_YOUR INSTRUCTIONS:_
Gather every line that includes the word "liquid", please.

_RECORDS SHOWN:_
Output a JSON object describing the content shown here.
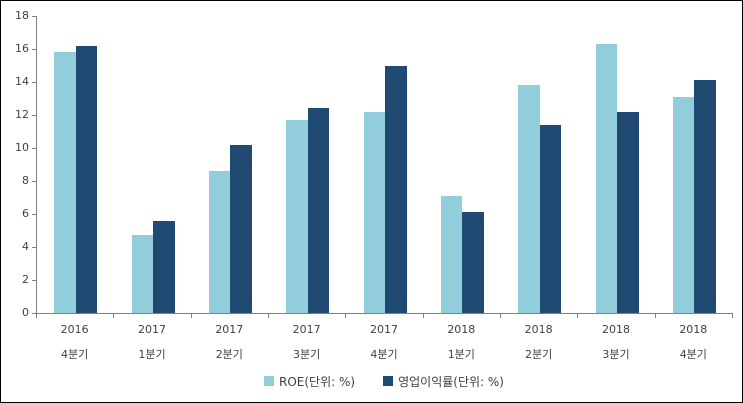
{
  "chart_data": {
    "type": "bar",
    "title": "",
    "categories": [
      [
        "2016",
        "4분기"
      ],
      [
        "2017",
        "1분기"
      ],
      [
        "2017",
        "2분기"
      ],
      [
        "2017",
        "3분기"
      ],
      [
        "2017",
        "4분기"
      ],
      [
        "2018",
        "1분기"
      ],
      [
        "2018",
        "2분기"
      ],
      [
        "2018",
        "3분기"
      ],
      [
        "2018",
        "4분기"
      ]
    ],
    "series": [
      {
        "name": "ROE(단위: %)",
        "color": "#92CDDC",
        "values": [
          15.8,
          4.7,
          8.6,
          11.7,
          12.2,
          7.1,
          13.8,
          16.3,
          13.1
        ]
      },
      {
        "name": "영업이익률(단위: %)",
        "color": "#204A72",
        "values": [
          16.2,
          5.6,
          10.2,
          12.4,
          15.0,
          6.1,
          11.4,
          12.2,
          14.1
        ]
      }
    ],
    "ylim": [
      0,
      18
    ],
    "ytick_step": 2,
    "xlabel": "",
    "ylabel": "",
    "grid": false,
    "legend_position": "bottom",
    "axis_color": "#808080",
    "label_color": "#404040"
  }
}
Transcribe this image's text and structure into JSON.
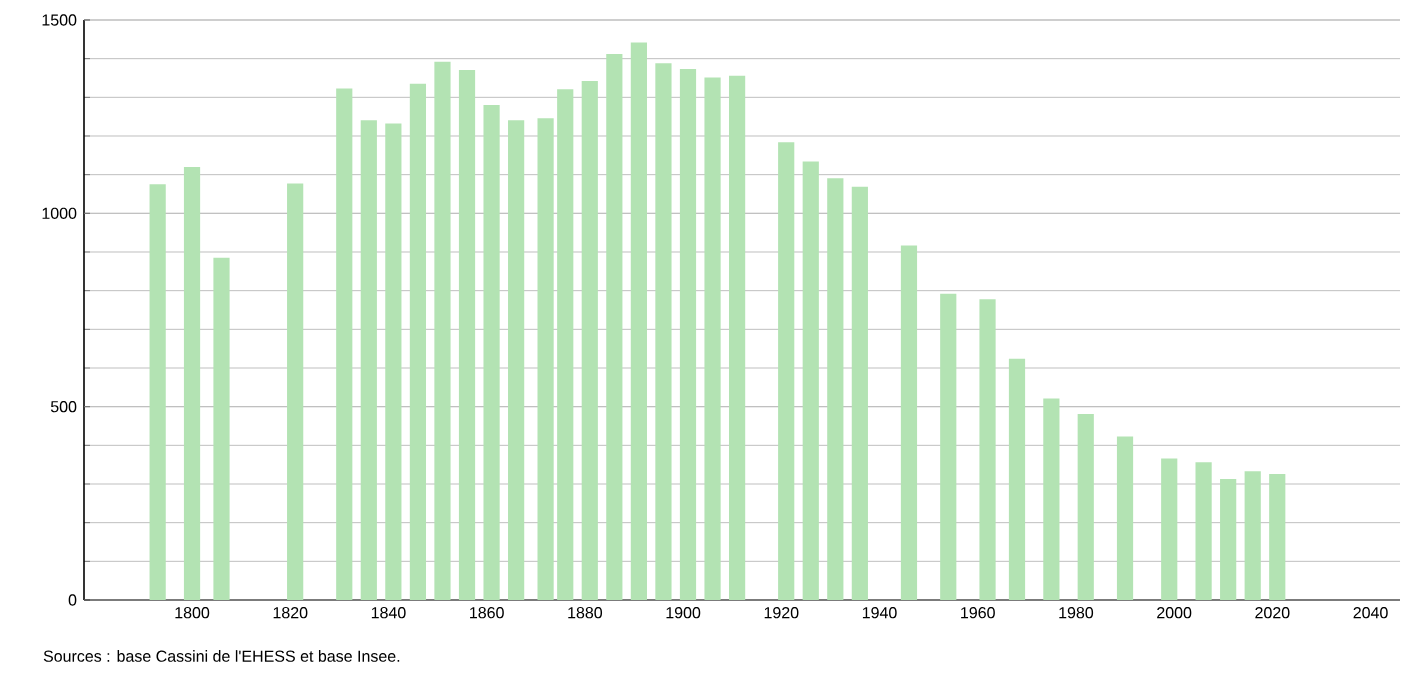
{
  "chart_data": {
    "type": "bar",
    "x": [
      1793,
      1800,
      1806,
      1821,
      1831,
      1836,
      1841,
      1846,
      1851,
      1856,
      1861,
      1866,
      1872,
      1876,
      1881,
      1886,
      1891,
      1896,
      1901,
      1906,
      1911,
      1921,
      1926,
      1931,
      1936,
      1946,
      1954,
      1962,
      1968,
      1975,
      1982,
      1990,
      1999,
      2006,
      2011,
      2016,
      2021
    ],
    "values": [
      1075,
      1120,
      885,
      1077,
      1323,
      1241,
      1232,
      1335,
      1392,
      1371,
      1280,
      1241,
      1246,
      1321,
      1342,
      1412,
      1442,
      1388,
      1373,
      1351,
      1356,
      1184,
      1134,
      1091,
      1069,
      917,
      792,
      778,
      624,
      521,
      481,
      423,
      366,
      356,
      313,
      333,
      326
    ],
    "color": "#b3e3b3",
    "xlim": [
      1778,
      2046
    ],
    "ylim": [
      0,
      1500
    ],
    "xticks": [
      1800,
      1820,
      1840,
      1860,
      1880,
      1900,
      1920,
      1940,
      1960,
      1980,
      2000,
      2020,
      2040
    ],
    "yticks": [
      0,
      {
        "value": 100,
        "label": null
      },
      {
        "value": 200,
        "label": null
      },
      {
        "value": 300,
        "label": null
      },
      {
        "value": 400,
        "label": null
      },
      500,
      {
        "value": 600,
        "label": null
      },
      {
        "value": 700,
        "label": null
      },
      {
        "value": 800,
        "label": null
      },
      {
        "value": 900,
        "label": null
      },
      1000,
      {
        "value": 1100,
        "label": null
      },
      {
        "value": 1200,
        "label": null
      },
      {
        "value": 1300,
        "label": null
      },
      {
        "value": 1400,
        "label": null
      },
      1500
    ],
    "grid": "y",
    "annotations": [
      "Sources : base Cassini de l'EHESS et base Insee."
    ]
  }
}
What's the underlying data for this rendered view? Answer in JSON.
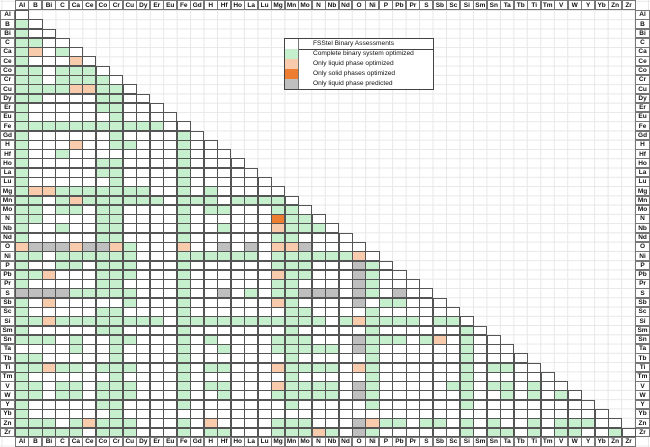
{
  "elements": [
    "Al",
    "B",
    "Bi",
    "C",
    "Ca",
    "Ce",
    "Co",
    "Cr",
    "Cu",
    "Dy",
    "Er",
    "Eu",
    "Fe",
    "Gd",
    "H",
    "Hf",
    "Ho",
    "La",
    "Lu",
    "Mg",
    "Mn",
    "Mo",
    "N",
    "Nb",
    "Nd",
    "O",
    "Ni",
    "P",
    "Pb",
    "Pr",
    "S",
    "Sb",
    "Sc",
    "Si",
    "Sm",
    "Sn",
    "Ta",
    "Tb",
    "Ti",
    "Tm",
    "V",
    "W",
    "Y",
    "Yb",
    "Zn",
    "Zr"
  ],
  "legend": {
    "title": "FSStel Binary Assessments",
    "items": [
      {
        "code": "g",
        "label": "Complete binary system optimized",
        "color": "#c6efce"
      },
      {
        "code": "o",
        "label": "Only liquid phase optimized",
        "color": "#f8cbad"
      },
      {
        "code": "d",
        "label": "Only solid phases optimized",
        "color": "#ed7d31"
      },
      {
        "code": "s",
        "label": "Only liquid phase predicted",
        "color": "#bfbfbf"
      }
    ]
  },
  "colors": {
    "g": "#c6efce",
    "o": "#f8cbad",
    "d": "#ed7d31",
    "s": "#bfbfbf",
    "w": "#ffffff"
  },
  "matrix": {
    "rows": [
      "w",
      "g w",
      "g w w",
      "g g w w",
      "g o w g w",
      "g w w w o w",
      "g g w g g g w",
      "g g w g g g g w",
      "g g g g o o g g w",
      "g g w w w w g g w w",
      "g w w w w w g g w w w",
      "g w w w w w w g w w w w",
      "ggggggggggg w w",
      "gwwwwwwgwwwwgw",
      "gwwwowwggwwwgww",
      "gwwgwwwwwwwwgww w",
      "gwwwwwggwwwwgww ww",
      "gwwwwwggwwwwgww www",
      "gwwwwwwgwwwwgww wwww",
      "goo ggggggg ww gwg wwww w",
      "ggwgoggggggwggg wgggg w",
      "ggwggwggwwwwgwg gwwwgg w",
      "ggwwwwggwwwwgww wwww dgg w",
      "gwwgwwggwwwwgww gwww oggg w",
      "gwwwwwggwwwwgww wwww gg www w",
      "osssossog wwwoww swsw oos www w",
      "ggwggggggwwwggg gggw gggggg o w",
      "gwwggwgggwwwgww wwww gggwww s g w",
      "ggowwwgggwwwgww wwww oggwww s g w w",
      "gwwwwwggwwwwgww wwww ggwwww s g ww w",
      "ssssgggggwwwgww swgw ggsssw s g wsw w",
      "gwowwwwwgwwwgww wwww ogwwww s w gg w w w",
      "gwwwwwggwwwwgww wwww wggwww w g wwwww w",
      "ggoggggggggwggg gggg ggggwg o g gggwgg w",
      "gwwwwwggwwwwgww wwww wgwwww w g wwwwww g w",
      "gggwgwwggwwwgwg wwww gggwww s g ggwgowgw w",
      "wwwwgwwgwwwwgww gwww gggggw s g wwwwwwgww w",
      "ggwwwwwgwwwwgww wwww wgwwww w g wwwwwwgwww w",
      "ggoggwgggwwwgwg gwww oggggw o g wwwwwwgwggw w",
      "gwwwwwwgwwwwgww wwww wgwwww w g wwwwwwgwwwww w",
      "ggwggwgggwwwgwg gwww oggggw s g wwwwwggwggwgw w",
      "ggwggwgggwwwgww gwww gggggw s g wwwwwwgwwgwgwg w",
      "gwwwwwggwwwwgww wwww wgwwww w g wwwwwwgwwwwwwww w",
      "gwwwwwwgwwwwwww wwww wwwwww w w wwwwwwwwwwwwwwww w",
      "gggwgogggwwwgwo wwww gggwww s o ggwggwgwgwwgwgggw w",
      "gggggwgggwwwgwg gwww gggogw s g wwwwwwgwggwgwggwwg w"
    ]
  }
}
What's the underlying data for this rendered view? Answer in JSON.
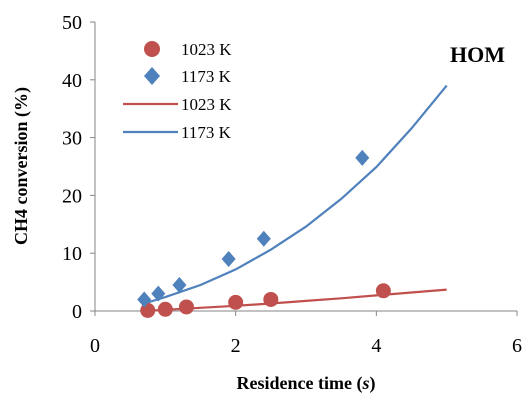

_TASK ANSWER:_
        "label": "Only liquid phase optimized",
        "label": "Only liquid phase predicted",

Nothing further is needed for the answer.